WHAT TO DO.
Give every line again exactly as it appears, please, but not the pictures.

(begin)

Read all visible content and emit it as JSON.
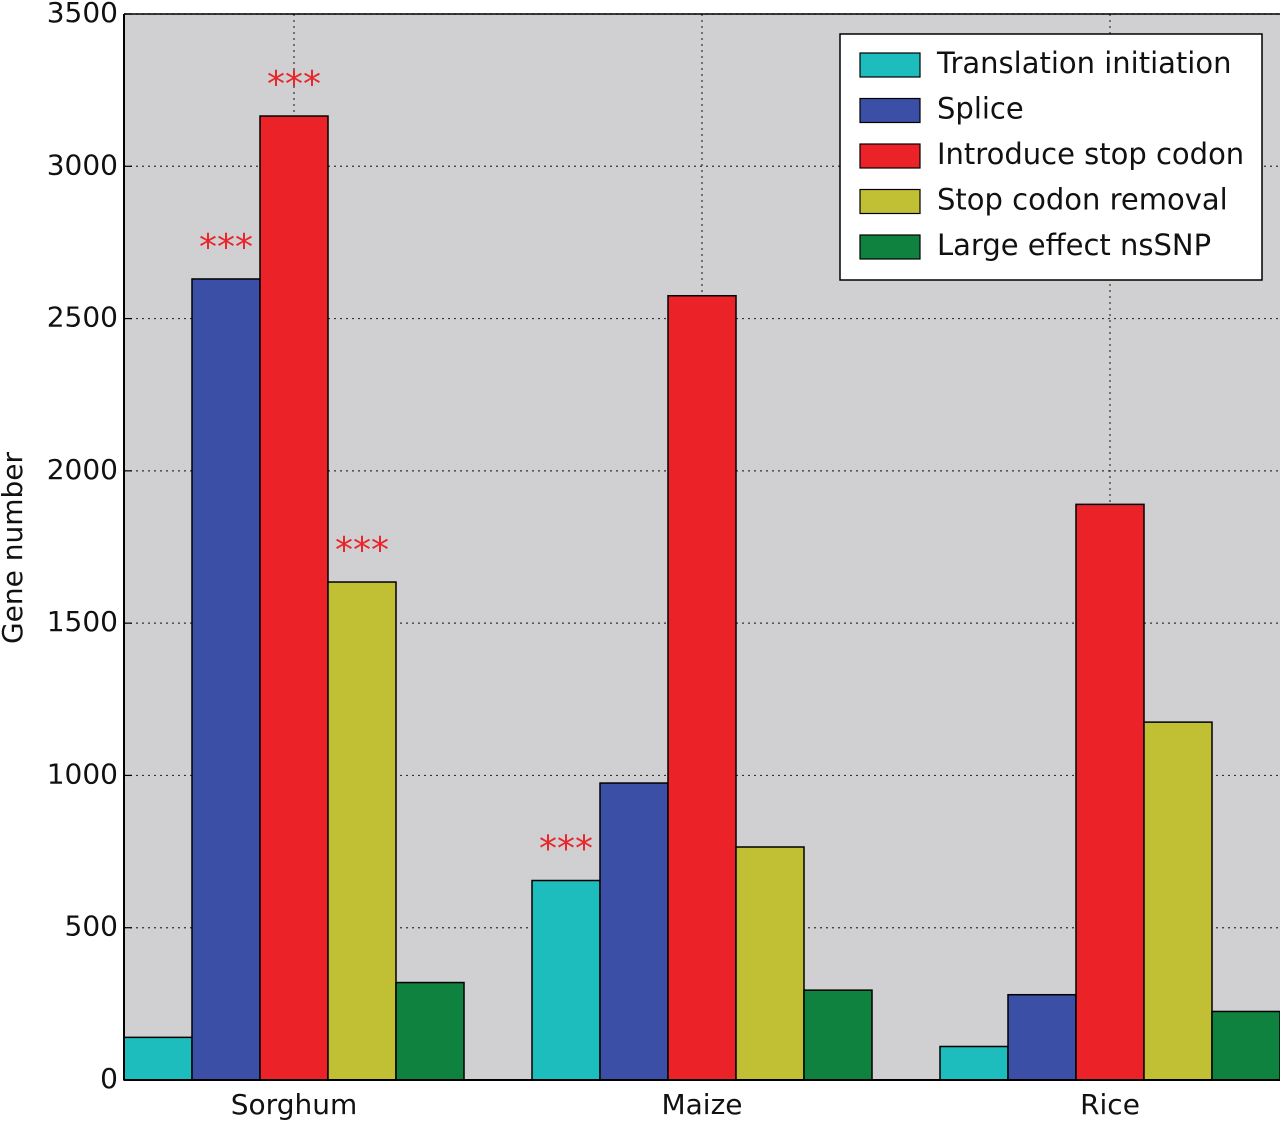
{
  "chart_data": {
    "type": "bar",
    "y_label": "Gene number",
    "categories": [
      "Sorghum",
      "Maize",
      "Rice"
    ],
    "series": [
      {
        "name": "Translation initiation",
        "color": "#1dbdbd",
        "values": [
          140,
          655,
          110
        ],
        "annotations": [
          null,
          "***",
          null
        ]
      },
      {
        "name": "Splice",
        "color": "#3a4fa5",
        "values": [
          2630,
          975,
          280
        ],
        "annotations": [
          "***",
          null,
          null
        ]
      },
      {
        "name": "Introduce stop codon",
        "color": "#eb2227",
        "values": [
          3165,
          2575,
          1890
        ],
        "annotations": [
          "***",
          null,
          null
        ]
      },
      {
        "name": "Stop codon removal",
        "color": "#c1c035",
        "values": [
          1635,
          765,
          1175
        ],
        "annotations": [
          "***",
          null,
          null
        ]
      },
      {
        "name": "Large effect nsSNP",
        "color": "#0f8240",
        "values": [
          320,
          295,
          225
        ],
        "annotations": [
          null,
          null,
          null
        ]
      }
    ],
    "annotation_color": "#e8262b",
    "ylim": [
      0,
      3500
    ],
    "yticks": [
      0,
      500,
      1000,
      1500,
      2000,
      2500,
      3000,
      3500
    ],
    "grid": true,
    "legend": "upper-right"
  }
}
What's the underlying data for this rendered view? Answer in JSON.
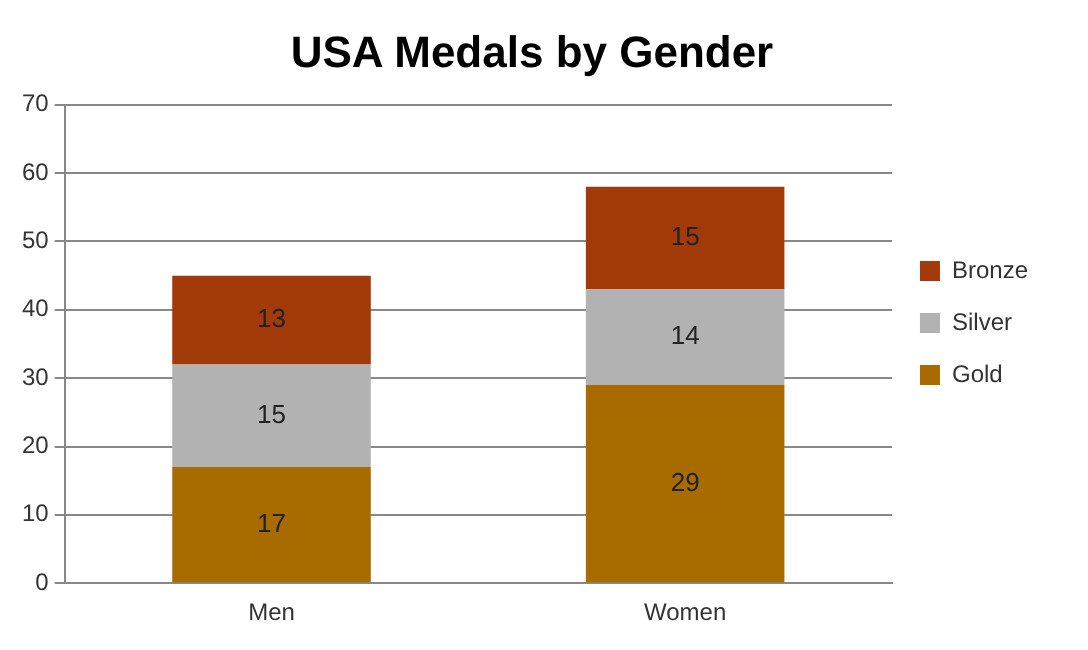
{
  "chart_data": {
    "type": "bar",
    "title": "USA Medals by Gender",
    "categories": [
      "Men",
      "Women"
    ],
    "stacked": true,
    "series": [
      {
        "name": "Gold",
        "color": "#a86b00",
        "values": [
          17,
          29
        ]
      },
      {
        "name": "Silver",
        "color": "#b2b2b2",
        "values": [
          15,
          14
        ]
      },
      {
        "name": "Bronze",
        "color": "#a23a0a",
        "values": [
          13,
          15
        ]
      }
    ],
    "ylim": [
      0,
      70
    ],
    "yticks": [
      0,
      10,
      20,
      30,
      40,
      50,
      60,
      70
    ],
    "grid": "y",
    "legend": "right",
    "data_labels": true
  }
}
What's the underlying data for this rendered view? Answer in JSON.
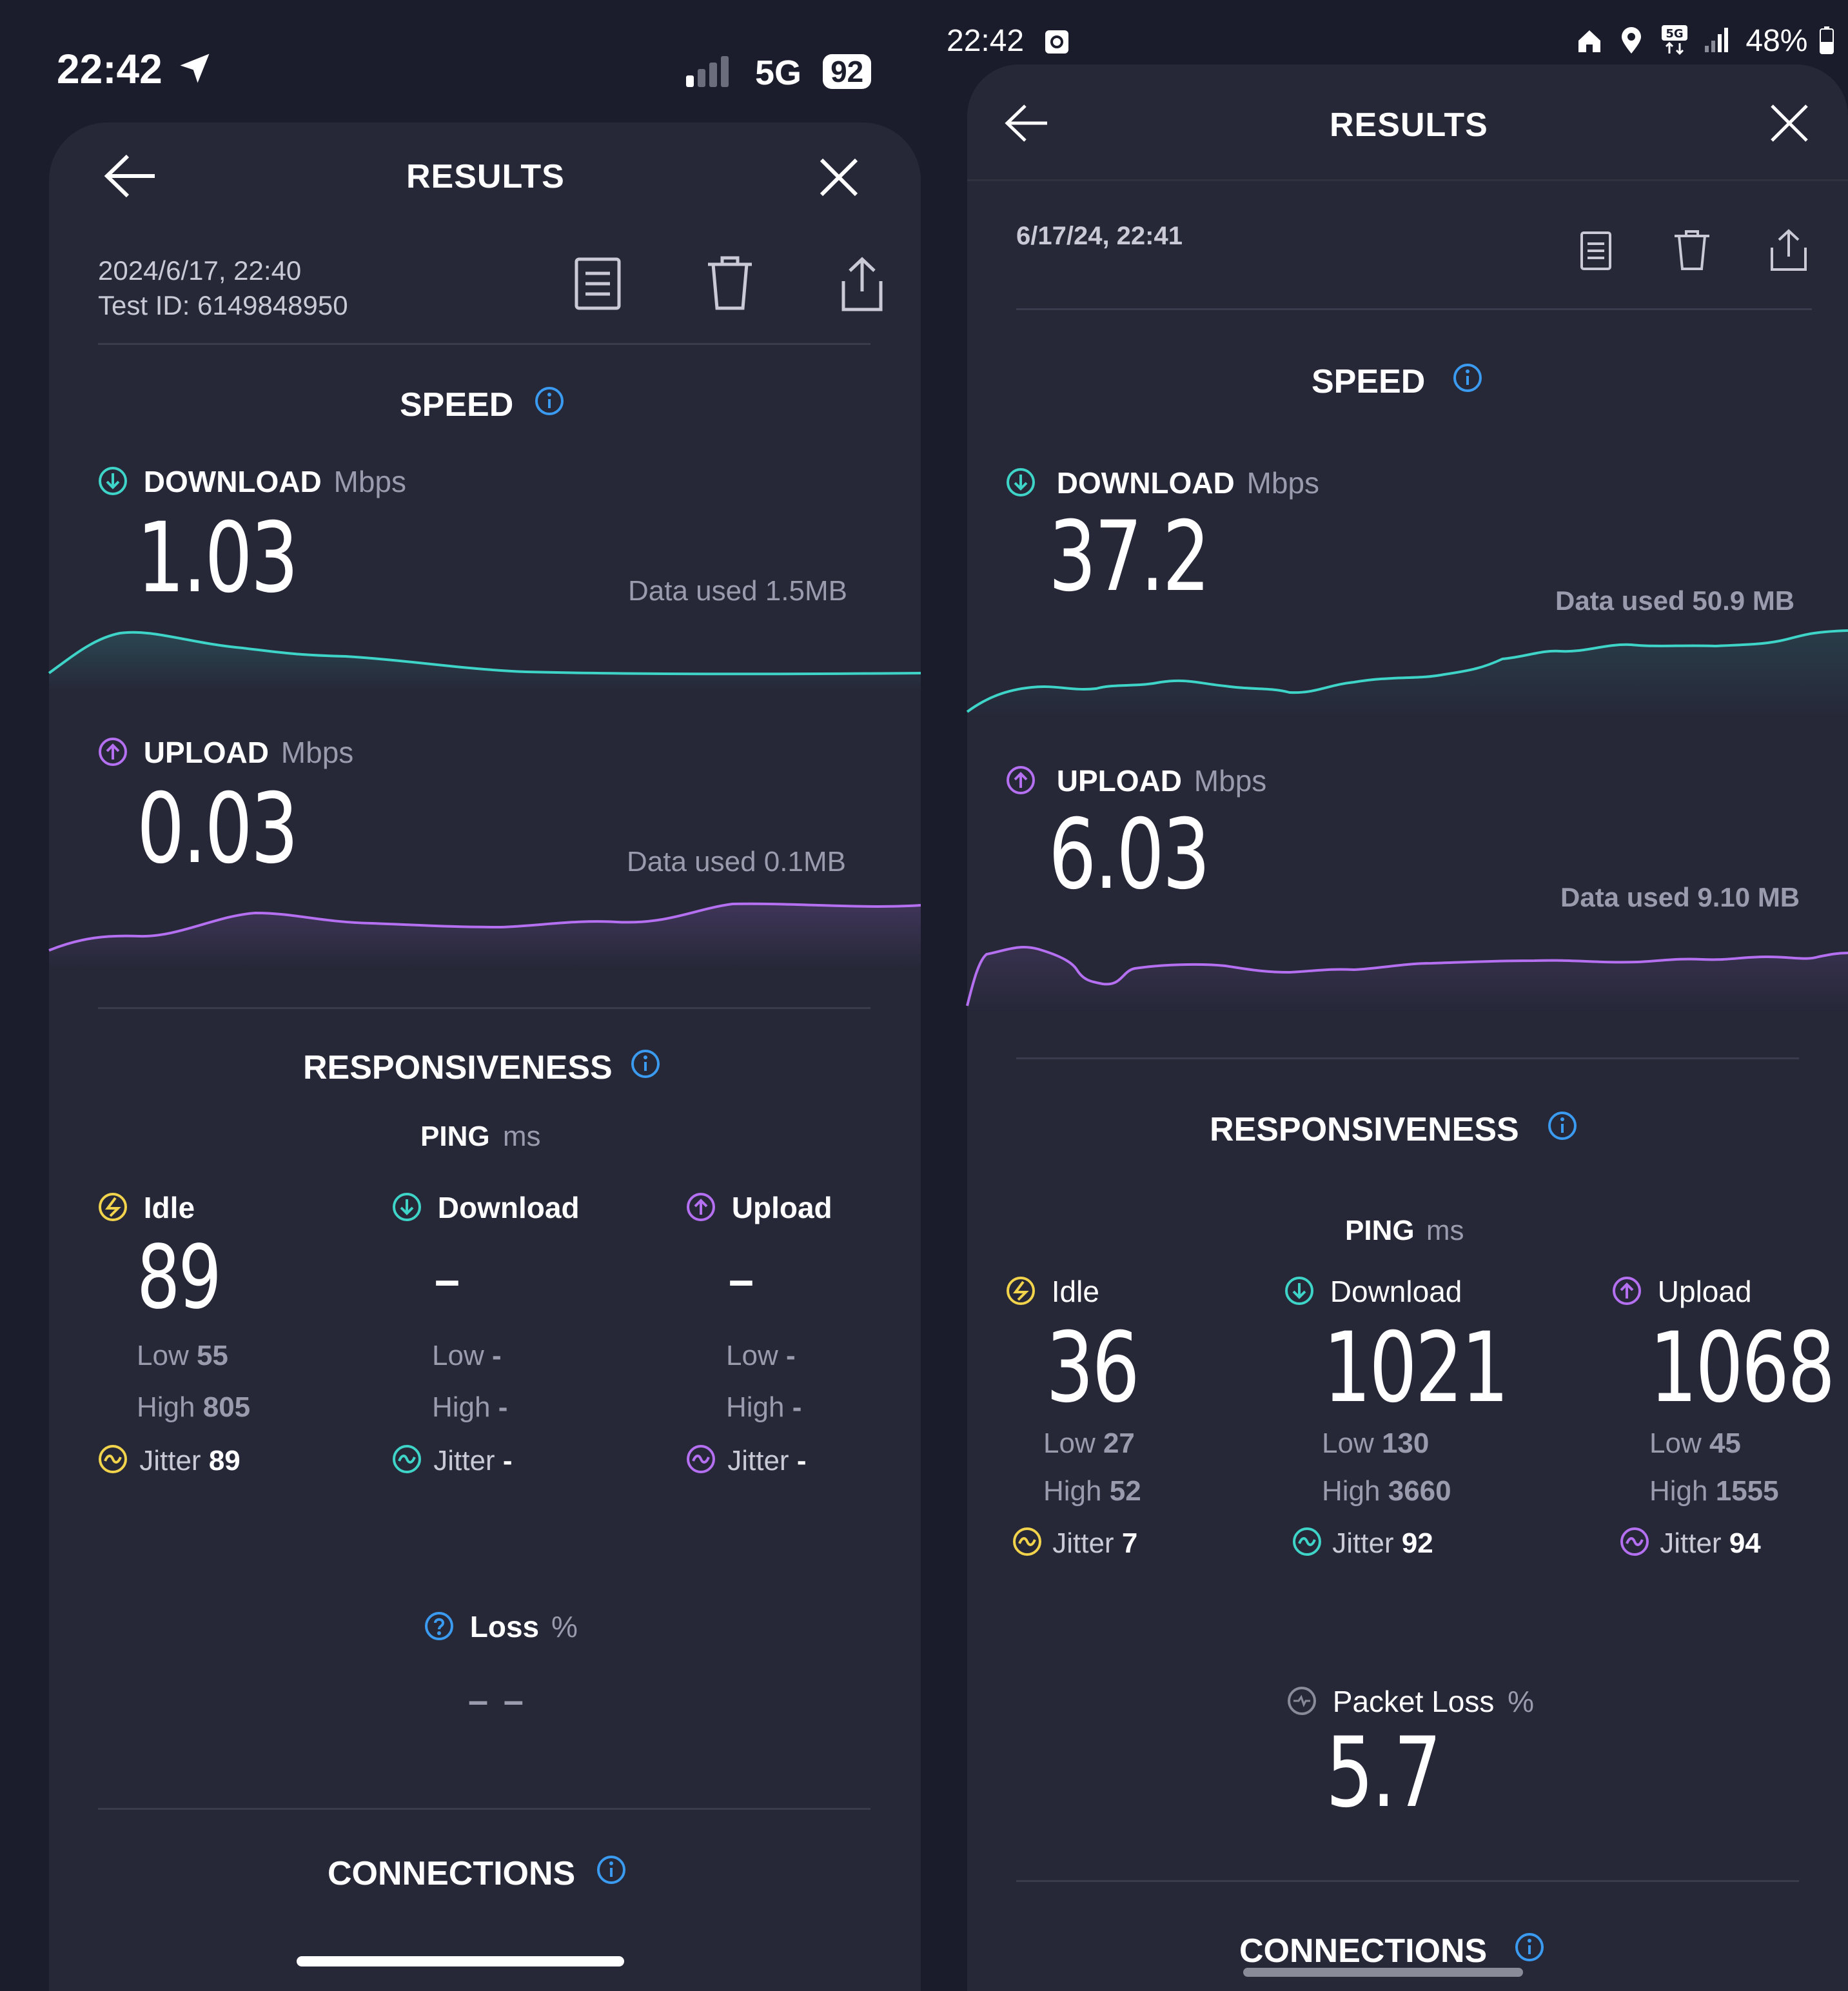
{
  "colors": {
    "download": "#3fd4c8",
    "upload": "#b470f0",
    "idle": "#f2d34c",
    "info": "#3a9bf0",
    "background": "#1b1d2c",
    "sheet": "#262838"
  },
  "left": {
    "status": {
      "time": "22:42",
      "network": "5G",
      "battery": "92"
    },
    "header": {
      "title": "RESULTS"
    },
    "meta": {
      "date": "2024/6/17, 22:40",
      "test_id": "Test ID: 6149848950"
    },
    "speed": {
      "title": "SPEED",
      "download": {
        "label": "DOWNLOAD",
        "unit": "Mbps",
        "value": "1.03",
        "data_used": "Data used 1.5MB"
      },
      "upload": {
        "label": "UPLOAD",
        "unit": "Mbps",
        "value": "0.03",
        "data_used": "Data used 0.1MB"
      }
    },
    "responsiveness": {
      "title": "RESPONSIVENESS",
      "ping_label": "PING",
      "ping_unit": "ms",
      "idle": {
        "label": "Idle",
        "value": "89",
        "low_label": "Low",
        "low": "55",
        "high_label": "High",
        "high": "805",
        "jitter_label": "Jitter",
        "jitter": "89"
      },
      "download": {
        "label": "Download",
        "value": "–",
        "low_label": "Low",
        "low": "-",
        "high_label": "High",
        "high": "-",
        "jitter_label": "Jitter",
        "jitter": "-"
      },
      "upload": {
        "label": "Upload",
        "value": "–",
        "low_label": "Low",
        "low": "-",
        "high_label": "High",
        "high": "-",
        "jitter_label": "Jitter",
        "jitter": "-"
      },
      "loss": {
        "label": "Loss",
        "unit": "%",
        "value": "– –"
      }
    },
    "connections": {
      "title": "CONNECTIONS"
    }
  },
  "right": {
    "status": {
      "time": "22:42",
      "battery": "48%"
    },
    "header": {
      "title": "RESULTS"
    },
    "meta": {
      "date": "6/17/24, 22:41"
    },
    "speed": {
      "title": "SPEED",
      "download": {
        "label": "DOWNLOAD",
        "unit": "Mbps",
        "value": "37.2",
        "data_used": "Data used 50.9 MB"
      },
      "upload": {
        "label": "UPLOAD",
        "unit": "Mbps",
        "value": "6.03",
        "data_used": "Data used 9.10 MB"
      }
    },
    "responsiveness": {
      "title": "RESPONSIVENESS",
      "ping_label": "PING",
      "ping_unit": "ms",
      "idle": {
        "label": "Idle",
        "value": "36",
        "low_label": "Low",
        "low": "27",
        "high_label": "High",
        "high": "52",
        "jitter_label": "Jitter",
        "jitter": "7"
      },
      "download": {
        "label": "Download",
        "value": "1021",
        "low_label": "Low",
        "low": "130",
        "high_label": "High",
        "high": "3660",
        "jitter_label": "Jitter",
        "jitter": "92"
      },
      "upload": {
        "label": "Upload",
        "value": "1068",
        "low_label": "Low",
        "low": "45",
        "high_label": "High",
        "high": "1555",
        "jitter_label": "Jitter",
        "jitter": "94"
      },
      "loss": {
        "label": "Packet Loss",
        "unit": "%",
        "value": "5.7"
      }
    },
    "connections": {
      "title": "CONNECTIONS"
    }
  }
}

(end)

TASK OUTPUT.
Read all visible content and emit it as JSON.
{
  "chart_data": {
    "type": "bar",
    "y_label": "Gene number",
    "categories": [
      "Sorghum",
      "Maize",
      "Rice"
    ],
    "series": [
      {
        "name": "Translation initiation",
        "color": "#1dbdbd",
        "values": [
          140,
          655,
          110
        ],
        "annotations": [
          null,
          "***",
          null
        ]
      },
      {
        "name": "Splice",
        "color": "#3a4fa5",
        "values": [
          2630,
          975,
          280
        ],
        "annotations": [
          "***",
          null,
          null
        ]
      },
      {
        "name": "Introduce stop codon",
        "color": "#eb2227",
        "values": [
          3165,
          2575,
          1890
        ],
        "annotations": [
          "***",
          null,
          null
        ]
      },
      {
        "name": "Stop codon removal",
        "color": "#c1c035",
        "values": [
          1635,
          765,
          1175
        ],
        "annotations": [
          "***",
          null,
          null
        ]
      },
      {
        "name": "Large effect nsSNP",
        "color": "#0f8240",
        "values": [
          320,
          295,
          225
        ],
        "annotations": [
          null,
          null,
          null
        ]
      }
    ],
    "annotation_color": "#e8262b",
    "ylim": [
      0,
      3500
    ],
    "yticks": [
      0,
      500,
      1000,
      1500,
      2000,
      2500,
      3000,
      3500
    ],
    "grid": true,
    "legend": "upper-right"
  }
}
What's the underlying data for this rendered view? Answer in JSON.
{
  "chart_data": {
    "type": "bar",
    "title": "USA Medals by Gender",
    "categories": [
      "Men",
      "Women"
    ],
    "stacked": true,
    "series": [
      {
        "name": "Gold",
        "color": "#a86b00",
        "values": [
          17,
          29
        ]
      },
      {
        "name": "Silver",
        "color": "#b2b2b2",
        "values": [
          15,
          14
        ]
      },
      {
        "name": "Bronze",
        "color": "#a23a0a",
        "values": [
          13,
          15
        ]
      }
    ],
    "ylim": [
      0,
      70
    ],
    "yticks": [
      0,
      10,
      20,
      30,
      40,
      50,
      60,
      70
    ],
    "grid": "y",
    "legend": "right",
    "data_labels": true
  }
}
What's the underlying data for this rendered view? Answer in JSON.
{
  "colors": {
    "download": "#3fd4c8",
    "upload": "#b470f0",
    "idle": "#f2d34c",
    "info": "#3a9bf0",
    "background": "#1b1d2c",
    "sheet": "#262838"
  },
  "left": {
    "status": {
      "time": "22:42",
      "network": "5G",
      "battery": "92"
    },
    "header": {
      "title": "RESULTS"
    },
    "meta": {
      "date": "2024/6/17, 22:40",
      "test_id": "Test ID: 6149848950"
    },
    "speed": {
      "title": "SPEED",
      "download": {
        "label": "DOWNLOAD",
        "unit": "Mbps",
        "value": "1.03",
        "data_used": "Data used 1.5MB"
      },
      "upload": {
        "label": "UPLOAD",
        "unit": "Mbps",
        "value": "0.03",
        "data_used": "Data used 0.1MB"
      }
    },
    "responsiveness": {
      "title": "RESPONSIVENESS",
      "ping_label": "PING",
      "ping_unit": "ms",
      "idle": {
        "label": "Idle",
        "value": "89",
        "low_label": "Low",
        "low": "55",
        "high_label": "High",
        "high": "805",
        "jitter_label": "Jitter",
        "jitter": "89"
      },
      "download": {
        "label": "Download",
        "value": "–",
        "low_label": "Low",
        "low": "-",
        "high_label": "High",
        "high": "-",
        "jitter_label": "Jitter",
        "jitter": "-"
      },
      "upload": {
        "label": "Upload",
        "value": "–",
        "low_label": "Low",
        "low": "-",
        "high_label": "High",
        "high": "-",
        "jitter_label": "Jitter",
        "jitter": "-"
      },
      "loss": {
        "label": "Loss",
        "unit": "%",
        "value": "– –"
      }
    },
    "connections": {
      "title": "CONNECTIONS"
    }
  },
  "right": {
    "status": {
      "time": "22:42",
      "battery": "48%"
    },
    "header": {
      "title": "RESULTS"
    },
    "meta": {
      "date": "6/17/24, 22:41"
    },
    "speed": {
      "title": "SPEED",
      "download": {
        "label": "DOWNLOAD",
        "unit": "Mbps",
        "value": "37.2",
        "data_used": "Data used 50.9 MB"
      },
      "upload": {
        "label": "UPLOAD",
        "unit": "Mbps",
        "value": "6.03",
        "data_used": "Data used 9.10 MB"
      }
    },
    "responsiveness": {
      "title": "RESPONSIVENESS",
      "ping_label": "PING",
      "ping_unit": "ms",
      "idle": {
        "label": "Idle",
        "value": "36",
        "low_label": "Low",
        "low": "27",
        "high_label": "High",
        "high": "52",
        "jitter_label": "Jitter",
        "jitter": "7"
      },
      "download": {
        "label": "Download",
        "value": "1021",
        "low_label": "Low",
        "low": "130",
        "high_label": "High",
        "high": "3660",
        "jitter_label": "Jitter",
        "jitter": "92"
      },
      "upload": {
        "label": "Upload",
        "value": "1068",
        "low_label": "Low",
        "low": "45",
        "high_label": "High",
        "high": "1555",
        "jitter_label": "Jitter",
        "jitter": "94"
      },
      "loss": {
        "label": "Packet Loss",
        "unit": "%",
        "value": "5.7"
      }
    },
    "connections": {
      "title": "CONNECTIONS"
    }
  }
}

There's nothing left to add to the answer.